LISTING:

-------------------------

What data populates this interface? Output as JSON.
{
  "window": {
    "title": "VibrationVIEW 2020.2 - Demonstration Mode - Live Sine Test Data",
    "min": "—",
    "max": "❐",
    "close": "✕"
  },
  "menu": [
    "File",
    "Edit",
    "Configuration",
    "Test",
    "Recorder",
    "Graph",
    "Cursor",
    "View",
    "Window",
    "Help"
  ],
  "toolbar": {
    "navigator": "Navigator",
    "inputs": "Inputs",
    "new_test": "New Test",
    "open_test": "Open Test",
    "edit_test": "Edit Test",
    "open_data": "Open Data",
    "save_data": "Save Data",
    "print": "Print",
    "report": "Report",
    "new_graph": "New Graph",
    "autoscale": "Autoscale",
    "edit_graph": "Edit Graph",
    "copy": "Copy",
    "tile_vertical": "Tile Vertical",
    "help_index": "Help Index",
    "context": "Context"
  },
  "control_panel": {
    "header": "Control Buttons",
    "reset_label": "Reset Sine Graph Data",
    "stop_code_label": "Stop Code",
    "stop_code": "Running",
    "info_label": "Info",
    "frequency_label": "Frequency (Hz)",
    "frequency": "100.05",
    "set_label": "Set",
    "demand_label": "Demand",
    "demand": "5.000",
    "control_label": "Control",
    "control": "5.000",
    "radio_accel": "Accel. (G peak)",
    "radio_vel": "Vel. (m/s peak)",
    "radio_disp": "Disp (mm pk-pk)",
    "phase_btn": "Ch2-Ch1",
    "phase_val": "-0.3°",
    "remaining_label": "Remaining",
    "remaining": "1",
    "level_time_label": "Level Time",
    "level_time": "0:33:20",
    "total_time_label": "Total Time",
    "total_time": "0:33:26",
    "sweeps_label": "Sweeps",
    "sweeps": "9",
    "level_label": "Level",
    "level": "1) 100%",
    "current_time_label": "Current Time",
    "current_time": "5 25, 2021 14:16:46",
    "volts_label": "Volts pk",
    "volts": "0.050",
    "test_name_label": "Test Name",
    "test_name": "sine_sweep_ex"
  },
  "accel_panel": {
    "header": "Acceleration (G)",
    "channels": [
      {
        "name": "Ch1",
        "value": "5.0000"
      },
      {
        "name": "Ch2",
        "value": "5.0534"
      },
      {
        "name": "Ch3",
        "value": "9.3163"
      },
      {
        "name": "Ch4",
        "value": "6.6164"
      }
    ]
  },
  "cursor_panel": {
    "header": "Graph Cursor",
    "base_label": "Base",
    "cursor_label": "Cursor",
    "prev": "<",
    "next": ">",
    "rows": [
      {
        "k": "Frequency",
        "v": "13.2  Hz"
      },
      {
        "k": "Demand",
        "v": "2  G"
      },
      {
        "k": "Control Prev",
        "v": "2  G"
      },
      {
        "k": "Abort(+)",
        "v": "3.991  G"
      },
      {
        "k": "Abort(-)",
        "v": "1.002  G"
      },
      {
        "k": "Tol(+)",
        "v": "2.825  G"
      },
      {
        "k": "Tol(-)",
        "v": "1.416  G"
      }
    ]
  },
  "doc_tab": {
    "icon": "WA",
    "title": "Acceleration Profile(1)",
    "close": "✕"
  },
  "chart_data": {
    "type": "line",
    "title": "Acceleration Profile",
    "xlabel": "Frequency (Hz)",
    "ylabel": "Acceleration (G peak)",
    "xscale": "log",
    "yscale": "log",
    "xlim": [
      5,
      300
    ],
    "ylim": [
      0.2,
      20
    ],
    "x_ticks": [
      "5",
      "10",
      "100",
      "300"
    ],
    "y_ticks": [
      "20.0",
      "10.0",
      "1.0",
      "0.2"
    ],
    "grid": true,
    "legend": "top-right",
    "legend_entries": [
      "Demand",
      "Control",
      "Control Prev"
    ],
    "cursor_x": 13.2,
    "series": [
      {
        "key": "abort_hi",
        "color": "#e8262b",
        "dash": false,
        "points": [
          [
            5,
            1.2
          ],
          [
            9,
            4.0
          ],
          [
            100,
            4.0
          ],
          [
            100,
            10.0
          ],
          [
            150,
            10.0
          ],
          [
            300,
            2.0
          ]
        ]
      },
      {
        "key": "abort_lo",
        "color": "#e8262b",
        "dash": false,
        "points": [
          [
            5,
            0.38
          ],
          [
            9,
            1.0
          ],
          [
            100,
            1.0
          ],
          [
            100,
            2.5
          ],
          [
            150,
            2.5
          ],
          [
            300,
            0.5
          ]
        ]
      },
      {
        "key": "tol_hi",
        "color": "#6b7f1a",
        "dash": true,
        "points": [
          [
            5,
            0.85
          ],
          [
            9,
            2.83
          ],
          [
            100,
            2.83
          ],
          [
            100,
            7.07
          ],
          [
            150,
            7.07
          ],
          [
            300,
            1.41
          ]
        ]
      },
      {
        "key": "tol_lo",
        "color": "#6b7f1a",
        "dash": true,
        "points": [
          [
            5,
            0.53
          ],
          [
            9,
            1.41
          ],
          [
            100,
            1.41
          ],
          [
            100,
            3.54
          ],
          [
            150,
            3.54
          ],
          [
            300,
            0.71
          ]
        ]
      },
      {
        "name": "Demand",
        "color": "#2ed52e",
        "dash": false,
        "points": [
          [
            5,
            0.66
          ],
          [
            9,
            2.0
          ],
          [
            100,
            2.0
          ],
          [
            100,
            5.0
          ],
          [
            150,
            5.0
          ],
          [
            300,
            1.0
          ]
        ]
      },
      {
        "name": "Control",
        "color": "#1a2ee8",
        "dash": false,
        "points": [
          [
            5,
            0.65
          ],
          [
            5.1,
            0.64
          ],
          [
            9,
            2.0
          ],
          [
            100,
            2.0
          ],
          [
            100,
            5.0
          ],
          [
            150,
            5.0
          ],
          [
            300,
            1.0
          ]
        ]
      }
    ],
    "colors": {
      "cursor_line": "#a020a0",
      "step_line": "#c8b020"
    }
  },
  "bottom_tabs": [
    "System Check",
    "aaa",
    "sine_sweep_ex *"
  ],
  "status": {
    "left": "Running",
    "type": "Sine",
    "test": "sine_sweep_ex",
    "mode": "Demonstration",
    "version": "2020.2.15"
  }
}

-------------------------

EXERCISE PROMPT: Using the exact wording, write out all of the records.

SOLUTION TO THIS EXERCISE:
What data populates this interface? Output as JSON.
{
  "window": {
    "title": "VibrationVIEW 2020.2 - Demonstration Mode - Live Sine Test Data",
    "min": "—",
    "max": "❐",
    "close": "✕"
  },
  "menu": [
    "File",
    "Edit",
    "Configuration",
    "Test",
    "Recorder",
    "Graph",
    "Cursor",
    "View",
    "Window",
    "Help"
  ],
  "toolbar": {
    "navigator": "Navigator",
    "inputs": "Inputs",
    "new_test": "New Test",
    "open_test": "Open Test",
    "edit_test": "Edit Test",
    "open_data": "Open Data",
    "save_data": "Save Data",
    "print": "Print",
    "report": "Report",
    "new_graph": "New Graph",
    "autoscale": "Autoscale",
    "edit_graph": "Edit Graph",
    "copy": "Copy",
    "tile_vertical": "Tile Vertical",
    "help_index": "Help Index",
    "context": "Context"
  },
  "control_panel": {
    "header": "Control Buttons",
    "reset_label": "Reset Sine Graph Data",
    "stop_code_label": "Stop Code",
    "stop_code": "Running",
    "info_label": "Info",
    "frequency_label": "Frequency (Hz)",
    "frequency": "100.05",
    "set_label": "Set",
    "demand_label": "Demand",
    "demand": "5.000",
    "control_label": "Control",
    "control": "5.000",
    "radio_accel": "Accel. (G peak)",
    "radio_vel": "Vel. (m/s peak)",
    "radio_disp": "Disp (mm pk-pk)",
    "phase_btn": "Ch2-Ch1",
    "phase_val": "-0.3°",
    "remaining_label": "Remaining",
    "remaining": "1",
    "level_time_label": "Level Time",
    "level_time": "0:33:20",
    "total_time_label": "Total Time",
    "total_time": "0:33:26",
    "sweeps_label": "Sweeps",
    "sweeps": "9",
    "level_label": "Level",
    "level": "1) 100%",
    "current_time_label": "Current Time",
    "current_time": "5 25, 2021 14:16:46",
    "volts_label": "Volts pk",
    "volts": "0.050",
    "test_name_label": "Test Name",
    "test_name": "sine_sweep_ex"
  },
  "accel_panel": {
    "header": "Acceleration (G)",
    "channels": [
      {
        "name": "Ch1",
        "value": "5.0000"
      },
      {
        "name": "Ch2",
        "value": "5.0534"
      },
      {
        "name": "Ch3",
        "value": "9.3163"
      },
      {
        "name": "Ch4",
        "value": "6.6164"
      }
    ]
  },
  "cursor_panel": {
    "header": "Graph Cursor",
    "base_label": "Base",
    "cursor_label": "Cursor",
    "prev": "<",
    "next": ">",
    "rows": [
      {
        "k": "Frequency",
        "v": "13.2  Hz"
      },
      {
        "k": "Demand",
        "v": "2  G"
      },
      {
        "k": "Control Prev",
        "v": "2  G"
      },
      {
        "k": "Abort(+)",
        "v": "3.991  G"
      },
      {
        "k": "Abort(-)",
        "v": "1.002  G"
      },
      {
        "k": "Tol(+)",
        "v": "2.825  G"
      },
      {
        "k": "Tol(-)",
        "v": "1.416  G"
      }
    ]
  },
  "doc_tab": {
    "icon": "WA",
    "title": "Acceleration Profile(1)",
    "close": "✕"
  },
  "chart_data": {
    "type": "line",
    "title": "Acceleration Profile",
    "xlabel": "Frequency (Hz)",
    "ylabel": "Acceleration (G peak)",
    "xscale": "log",
    "yscale": "log",
    "xlim": [
      5,
      300
    ],
    "ylim": [
      0.2,
      20
    ],
    "x_ticks": [
      "5",
      "10",
      "100",
      "300"
    ],
    "y_ticks": [
      "20.0",
      "10.0",
      "1.0",
      "0.2"
    ],
    "grid": true,
    "legend": "top-right",
    "legend_entries": [
      "Demand",
      "Control",
      "Control Prev"
    ],
    "cursor_x": 13.2,
    "series": [
      {
        "key": "abort_hi",
        "color": "#e8262b",
        "dash": false,
        "points": [
          [
            5,
            1.2
          ],
          [
            9,
            4.0
          ],
          [
            100,
            4.0
          ],
          [
            100,
            10.0
          ],
          [
            150,
            10.0
          ],
          [
            300,
            2.0
          ]
        ]
      },
      {
        "key": "abort_lo",
        "color": "#e8262b",
        "dash": false,
        "points": [
          [
            5,
            0.38
          ],
          [
            9,
            1.0
          ],
          [
            100,
            1.0
          ],
          [
            100,
            2.5
          ],
          [
            150,
            2.5
          ],
          [
            300,
            0.5
          ]
        ]
      },
      {
        "key": "tol_hi",
        "color": "#6b7f1a",
        "dash": true,
        "points": [
          [
            5,
            0.85
          ],
          [
            9,
            2.83
          ],
          [
            100,
            2.83
          ],
          [
            100,
            7.07
          ],
          [
            150,
            7.07
          ],
          [
            300,
            1.41
          ]
        ]
      },
      {
        "key": "tol_lo",
        "color": "#6b7f1a",
        "dash": true,
        "points": [
          [
            5,
            0.53
          ],
          [
            9,
            1.41
          ],
          [
            100,
            1.41
          ],
          [
            100,
            3.54
          ],
          [
            150,
            3.54
          ],
          [
            300,
            0.71
          ]
        ]
      },
      {
        "name": "Demand",
        "color": "#2ed52e",
        "dash": false,
        "points": [
          [
            5,
            0.66
          ],
          [
            9,
            2.0
          ],
          [
            100,
            2.0
          ],
          [
            100,
            5.0
          ],
          [
            150,
            5.0
          ],
          [
            300,
            1.0
          ]
        ]
      },
      {
        "name": "Control",
        "color": "#1a2ee8",
        "dash": false,
        "points": [
          [
            5,
            0.65
          ],
          [
            5.1,
            0.64
          ],
          [
            9,
            2.0
          ],
          [
            100,
            2.0
          ],
          [
            100,
            5.0
          ],
          [
            150,
            5.0
          ],
          [
            300,
            1.0
          ]
        ]
      }
    ],
    "colors": {
      "cursor_line": "#a020a0",
      "step_line": "#c8b020"
    }
  },
  "bottom_tabs": [
    "System Check",
    "aaa",
    "sine_sweep_ex *"
  ],
  "status": {
    "left": "Running",
    "type": "Sine",
    "test": "sine_sweep_ex",
    "mode": "Demonstration",
    "version": "2020.2.15"
  }
}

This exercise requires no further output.